_Instruction_
Below are the records; copy each line in them that holds the word "image".

::: Records

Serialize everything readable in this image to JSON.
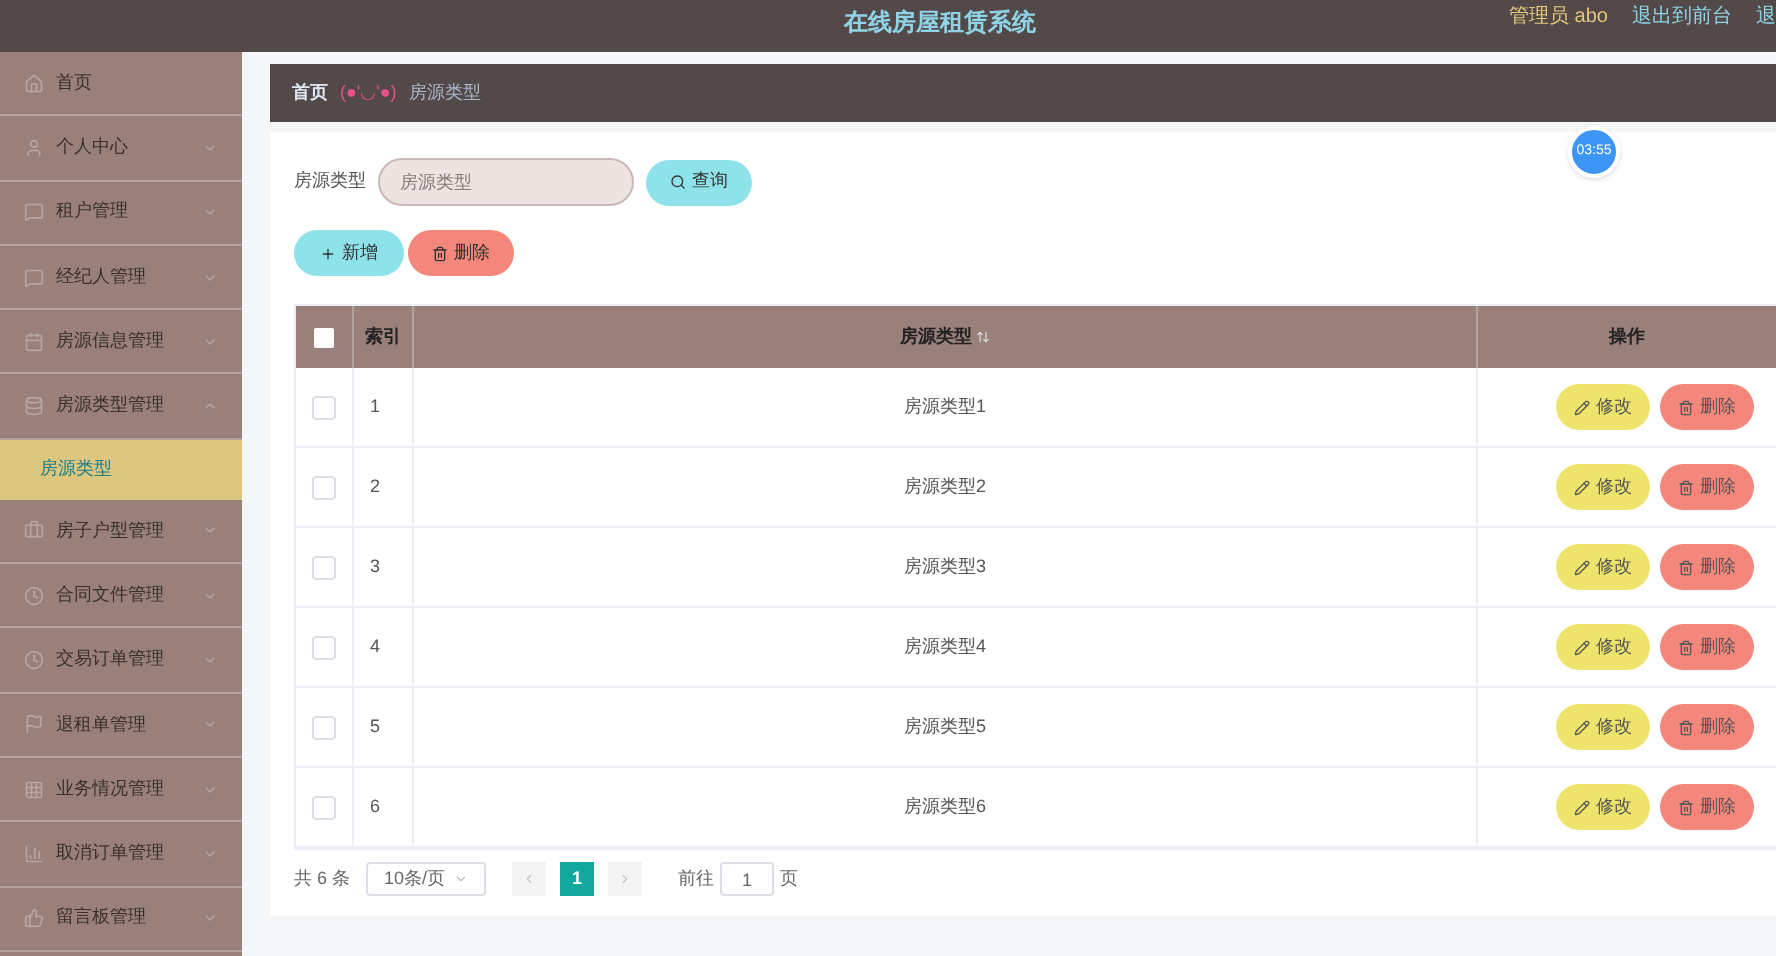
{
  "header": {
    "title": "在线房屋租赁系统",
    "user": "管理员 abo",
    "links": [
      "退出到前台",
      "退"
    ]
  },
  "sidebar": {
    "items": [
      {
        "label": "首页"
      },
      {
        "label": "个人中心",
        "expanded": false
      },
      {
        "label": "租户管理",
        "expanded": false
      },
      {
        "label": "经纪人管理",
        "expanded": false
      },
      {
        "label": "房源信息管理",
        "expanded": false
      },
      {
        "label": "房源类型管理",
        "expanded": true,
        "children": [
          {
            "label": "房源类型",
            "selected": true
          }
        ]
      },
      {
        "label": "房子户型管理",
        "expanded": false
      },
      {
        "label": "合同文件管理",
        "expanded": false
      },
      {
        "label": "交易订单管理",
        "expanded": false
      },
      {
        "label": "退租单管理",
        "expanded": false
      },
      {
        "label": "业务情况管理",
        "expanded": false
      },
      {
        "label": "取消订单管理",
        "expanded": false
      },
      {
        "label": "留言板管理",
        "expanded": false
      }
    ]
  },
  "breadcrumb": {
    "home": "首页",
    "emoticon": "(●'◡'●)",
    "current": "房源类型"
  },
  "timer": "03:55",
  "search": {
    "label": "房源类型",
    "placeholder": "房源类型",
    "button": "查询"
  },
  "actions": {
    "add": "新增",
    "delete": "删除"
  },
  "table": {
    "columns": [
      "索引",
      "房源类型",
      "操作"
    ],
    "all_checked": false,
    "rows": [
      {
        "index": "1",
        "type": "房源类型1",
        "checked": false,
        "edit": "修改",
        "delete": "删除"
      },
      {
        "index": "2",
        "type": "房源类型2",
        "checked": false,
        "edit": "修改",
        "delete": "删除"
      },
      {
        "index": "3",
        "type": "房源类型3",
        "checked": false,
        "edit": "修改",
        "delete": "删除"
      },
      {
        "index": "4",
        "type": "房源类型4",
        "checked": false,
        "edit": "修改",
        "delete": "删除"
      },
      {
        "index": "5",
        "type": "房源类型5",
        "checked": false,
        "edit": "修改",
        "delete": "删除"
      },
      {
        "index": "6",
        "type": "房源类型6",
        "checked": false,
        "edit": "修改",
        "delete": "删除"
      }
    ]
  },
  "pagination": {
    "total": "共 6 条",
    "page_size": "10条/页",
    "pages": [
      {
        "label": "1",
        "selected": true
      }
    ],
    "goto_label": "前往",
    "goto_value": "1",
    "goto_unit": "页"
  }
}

::::::
::: Records

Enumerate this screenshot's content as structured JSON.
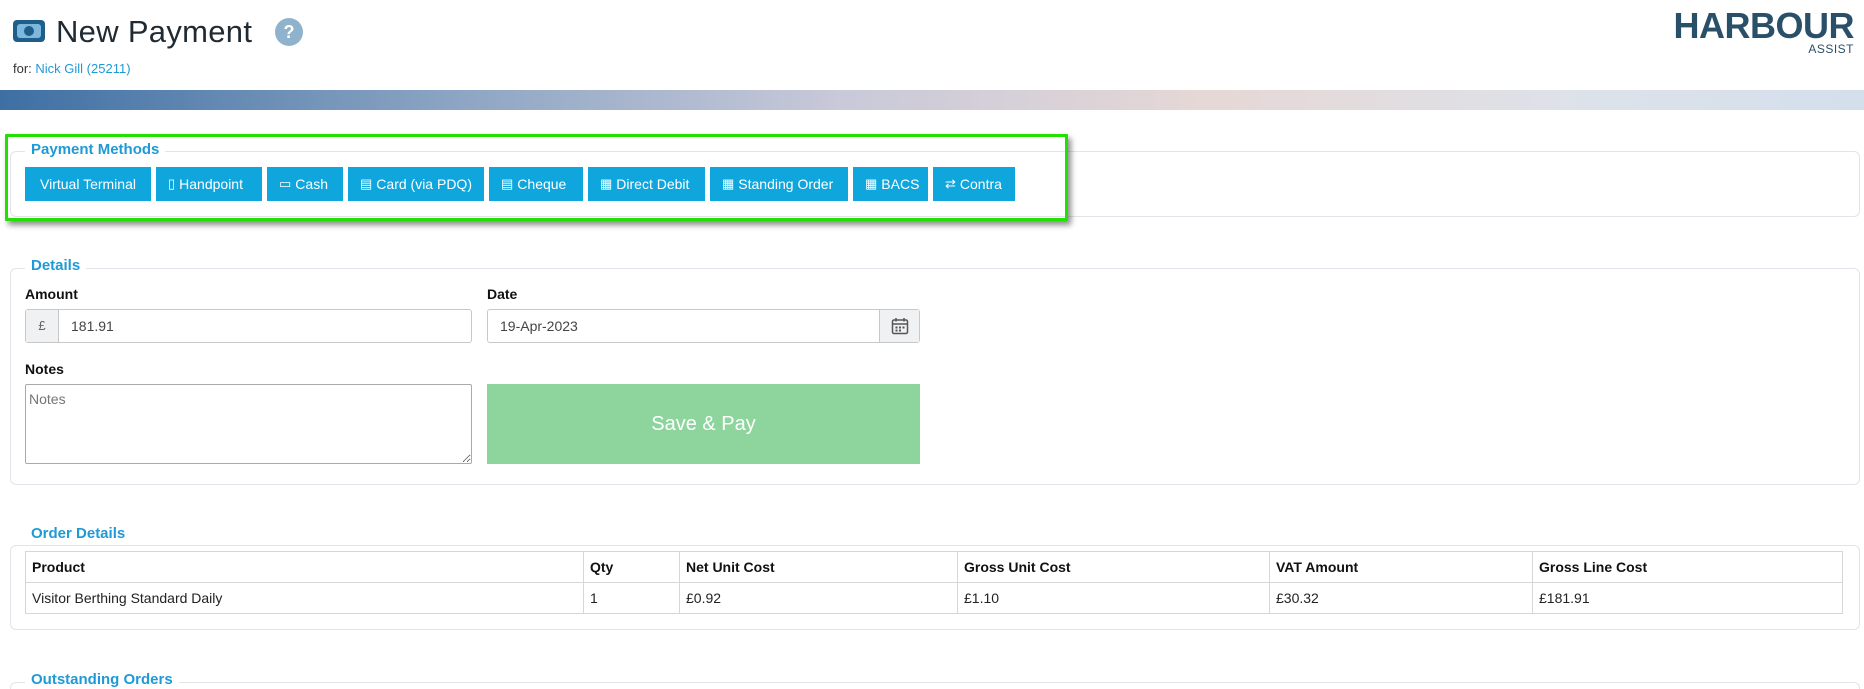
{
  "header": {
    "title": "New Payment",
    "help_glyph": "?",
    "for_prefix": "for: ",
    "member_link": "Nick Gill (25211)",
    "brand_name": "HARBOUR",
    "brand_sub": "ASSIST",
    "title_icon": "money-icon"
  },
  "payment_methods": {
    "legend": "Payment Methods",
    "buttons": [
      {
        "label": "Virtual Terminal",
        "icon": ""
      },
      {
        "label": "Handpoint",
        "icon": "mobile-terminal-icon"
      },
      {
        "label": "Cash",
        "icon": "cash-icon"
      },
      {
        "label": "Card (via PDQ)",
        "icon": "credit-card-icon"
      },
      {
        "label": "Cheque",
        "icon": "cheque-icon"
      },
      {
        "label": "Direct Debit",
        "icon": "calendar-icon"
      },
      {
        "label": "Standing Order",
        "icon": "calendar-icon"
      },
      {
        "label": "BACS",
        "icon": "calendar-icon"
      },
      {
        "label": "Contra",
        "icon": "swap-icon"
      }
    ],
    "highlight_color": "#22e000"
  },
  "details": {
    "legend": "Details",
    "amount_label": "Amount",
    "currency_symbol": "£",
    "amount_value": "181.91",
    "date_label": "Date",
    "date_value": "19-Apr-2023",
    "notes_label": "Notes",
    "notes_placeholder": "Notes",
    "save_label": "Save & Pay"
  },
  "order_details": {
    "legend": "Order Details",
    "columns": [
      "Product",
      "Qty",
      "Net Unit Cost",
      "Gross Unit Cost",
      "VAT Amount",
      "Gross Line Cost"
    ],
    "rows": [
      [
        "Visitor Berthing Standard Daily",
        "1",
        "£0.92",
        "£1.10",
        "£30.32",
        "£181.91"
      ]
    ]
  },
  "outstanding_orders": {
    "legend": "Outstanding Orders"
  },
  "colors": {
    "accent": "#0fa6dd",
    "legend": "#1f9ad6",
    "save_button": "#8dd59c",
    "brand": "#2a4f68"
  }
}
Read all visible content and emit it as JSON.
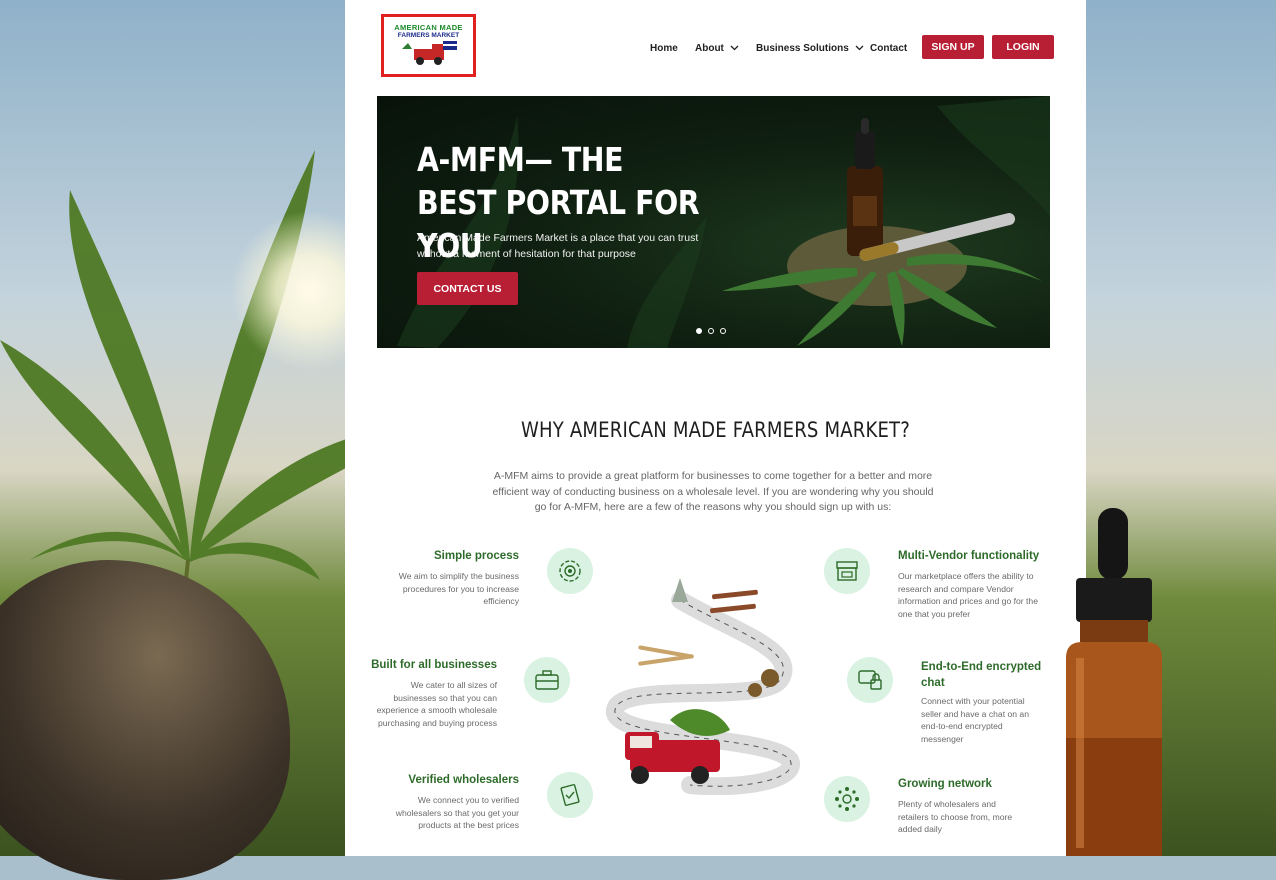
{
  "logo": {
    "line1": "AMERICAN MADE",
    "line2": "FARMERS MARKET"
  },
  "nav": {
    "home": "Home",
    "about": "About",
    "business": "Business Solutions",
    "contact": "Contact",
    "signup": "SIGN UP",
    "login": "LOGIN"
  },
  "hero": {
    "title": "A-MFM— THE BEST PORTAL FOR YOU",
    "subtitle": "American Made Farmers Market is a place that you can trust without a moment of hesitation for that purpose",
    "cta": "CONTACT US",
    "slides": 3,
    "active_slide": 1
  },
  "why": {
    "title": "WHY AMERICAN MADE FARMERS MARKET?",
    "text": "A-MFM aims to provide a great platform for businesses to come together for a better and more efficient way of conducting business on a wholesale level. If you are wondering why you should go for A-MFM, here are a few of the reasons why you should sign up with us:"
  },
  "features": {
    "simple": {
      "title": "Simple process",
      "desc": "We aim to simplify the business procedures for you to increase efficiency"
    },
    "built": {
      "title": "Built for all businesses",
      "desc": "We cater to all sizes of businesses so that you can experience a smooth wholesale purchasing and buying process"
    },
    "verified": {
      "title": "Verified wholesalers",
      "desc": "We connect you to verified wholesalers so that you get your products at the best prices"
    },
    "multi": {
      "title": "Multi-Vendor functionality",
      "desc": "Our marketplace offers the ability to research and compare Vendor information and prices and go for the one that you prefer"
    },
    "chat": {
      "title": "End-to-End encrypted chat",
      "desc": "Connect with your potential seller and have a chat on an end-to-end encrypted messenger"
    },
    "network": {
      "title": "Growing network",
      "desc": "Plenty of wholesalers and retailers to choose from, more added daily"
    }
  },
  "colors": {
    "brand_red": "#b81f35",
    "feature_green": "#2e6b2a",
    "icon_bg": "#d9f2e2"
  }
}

::::::
::: Records

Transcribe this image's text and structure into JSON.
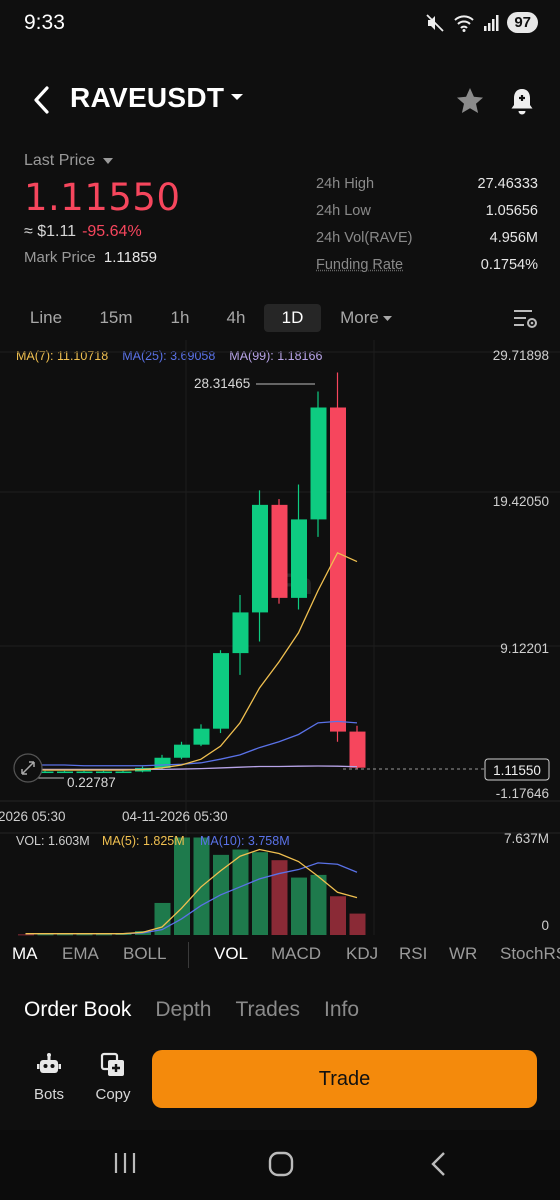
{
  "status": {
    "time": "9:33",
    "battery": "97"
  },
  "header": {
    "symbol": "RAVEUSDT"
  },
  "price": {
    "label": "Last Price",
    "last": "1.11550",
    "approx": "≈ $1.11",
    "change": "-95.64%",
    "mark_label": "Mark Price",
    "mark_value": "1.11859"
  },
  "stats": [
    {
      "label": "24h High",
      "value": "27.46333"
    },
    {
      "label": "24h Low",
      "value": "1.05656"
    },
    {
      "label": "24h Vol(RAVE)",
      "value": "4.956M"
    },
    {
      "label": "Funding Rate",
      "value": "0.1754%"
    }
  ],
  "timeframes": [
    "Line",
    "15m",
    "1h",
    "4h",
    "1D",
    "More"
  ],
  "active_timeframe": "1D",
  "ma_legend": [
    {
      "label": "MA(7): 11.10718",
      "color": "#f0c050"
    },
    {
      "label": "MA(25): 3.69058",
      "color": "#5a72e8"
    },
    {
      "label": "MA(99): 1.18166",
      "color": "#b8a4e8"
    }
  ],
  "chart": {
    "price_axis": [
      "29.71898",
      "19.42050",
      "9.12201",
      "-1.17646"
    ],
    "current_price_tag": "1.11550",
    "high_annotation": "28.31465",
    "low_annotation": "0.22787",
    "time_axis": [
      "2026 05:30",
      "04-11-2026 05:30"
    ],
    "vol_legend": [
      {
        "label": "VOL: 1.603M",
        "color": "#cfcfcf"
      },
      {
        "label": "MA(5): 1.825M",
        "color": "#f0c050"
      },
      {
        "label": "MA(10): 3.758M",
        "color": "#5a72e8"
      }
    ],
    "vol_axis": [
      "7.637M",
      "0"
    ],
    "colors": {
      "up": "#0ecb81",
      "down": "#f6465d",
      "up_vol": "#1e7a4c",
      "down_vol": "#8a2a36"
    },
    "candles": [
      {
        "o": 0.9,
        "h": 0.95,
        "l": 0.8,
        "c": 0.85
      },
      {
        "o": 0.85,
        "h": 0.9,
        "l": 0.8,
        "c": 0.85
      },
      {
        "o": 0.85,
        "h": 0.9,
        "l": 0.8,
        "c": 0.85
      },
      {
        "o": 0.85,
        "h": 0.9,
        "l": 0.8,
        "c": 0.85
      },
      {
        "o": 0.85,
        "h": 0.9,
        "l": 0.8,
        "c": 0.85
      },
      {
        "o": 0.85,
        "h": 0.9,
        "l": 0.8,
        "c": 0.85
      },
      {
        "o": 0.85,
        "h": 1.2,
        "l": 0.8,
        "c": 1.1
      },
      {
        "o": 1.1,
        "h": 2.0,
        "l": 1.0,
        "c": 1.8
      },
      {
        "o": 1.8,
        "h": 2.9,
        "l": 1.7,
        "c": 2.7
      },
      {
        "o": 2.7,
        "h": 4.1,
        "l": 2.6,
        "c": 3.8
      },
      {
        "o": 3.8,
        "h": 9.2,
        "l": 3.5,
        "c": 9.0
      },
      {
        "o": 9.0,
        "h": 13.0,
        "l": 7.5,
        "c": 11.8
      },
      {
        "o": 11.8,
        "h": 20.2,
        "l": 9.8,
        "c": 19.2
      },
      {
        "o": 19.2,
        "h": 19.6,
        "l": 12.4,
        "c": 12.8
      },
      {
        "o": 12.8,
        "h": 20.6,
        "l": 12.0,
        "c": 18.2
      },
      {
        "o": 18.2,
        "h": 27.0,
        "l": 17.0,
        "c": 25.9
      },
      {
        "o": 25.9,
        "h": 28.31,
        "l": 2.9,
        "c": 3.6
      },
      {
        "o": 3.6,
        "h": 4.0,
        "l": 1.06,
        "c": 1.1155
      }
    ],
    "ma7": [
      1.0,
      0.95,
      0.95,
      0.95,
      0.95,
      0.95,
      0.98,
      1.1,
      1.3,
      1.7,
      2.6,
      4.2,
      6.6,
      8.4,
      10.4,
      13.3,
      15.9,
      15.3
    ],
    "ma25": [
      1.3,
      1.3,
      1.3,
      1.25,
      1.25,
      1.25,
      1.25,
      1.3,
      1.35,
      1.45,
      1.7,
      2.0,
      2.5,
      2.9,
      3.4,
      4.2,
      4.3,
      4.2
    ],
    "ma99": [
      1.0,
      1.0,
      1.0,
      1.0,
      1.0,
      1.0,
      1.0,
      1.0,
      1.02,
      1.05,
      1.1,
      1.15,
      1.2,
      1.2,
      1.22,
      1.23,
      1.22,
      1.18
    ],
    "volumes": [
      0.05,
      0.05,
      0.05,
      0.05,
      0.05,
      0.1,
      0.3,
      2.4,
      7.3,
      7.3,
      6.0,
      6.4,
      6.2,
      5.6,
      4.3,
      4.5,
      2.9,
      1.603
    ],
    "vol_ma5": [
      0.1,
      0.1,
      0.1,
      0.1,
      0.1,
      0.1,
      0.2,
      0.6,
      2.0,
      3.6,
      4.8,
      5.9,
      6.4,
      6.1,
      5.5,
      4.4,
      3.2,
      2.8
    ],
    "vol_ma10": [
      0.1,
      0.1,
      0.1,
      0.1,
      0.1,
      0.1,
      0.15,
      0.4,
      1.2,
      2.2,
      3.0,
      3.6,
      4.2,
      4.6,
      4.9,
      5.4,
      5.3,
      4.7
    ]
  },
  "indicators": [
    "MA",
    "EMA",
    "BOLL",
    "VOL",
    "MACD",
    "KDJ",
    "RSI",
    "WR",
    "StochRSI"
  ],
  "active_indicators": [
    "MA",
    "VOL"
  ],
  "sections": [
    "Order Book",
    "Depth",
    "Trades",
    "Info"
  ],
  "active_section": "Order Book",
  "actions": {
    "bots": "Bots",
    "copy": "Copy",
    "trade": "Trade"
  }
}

::::::

_Exercise answer_
Serialize everything readable in this image to JSON.
Transcribe this image's text and structure into JSON.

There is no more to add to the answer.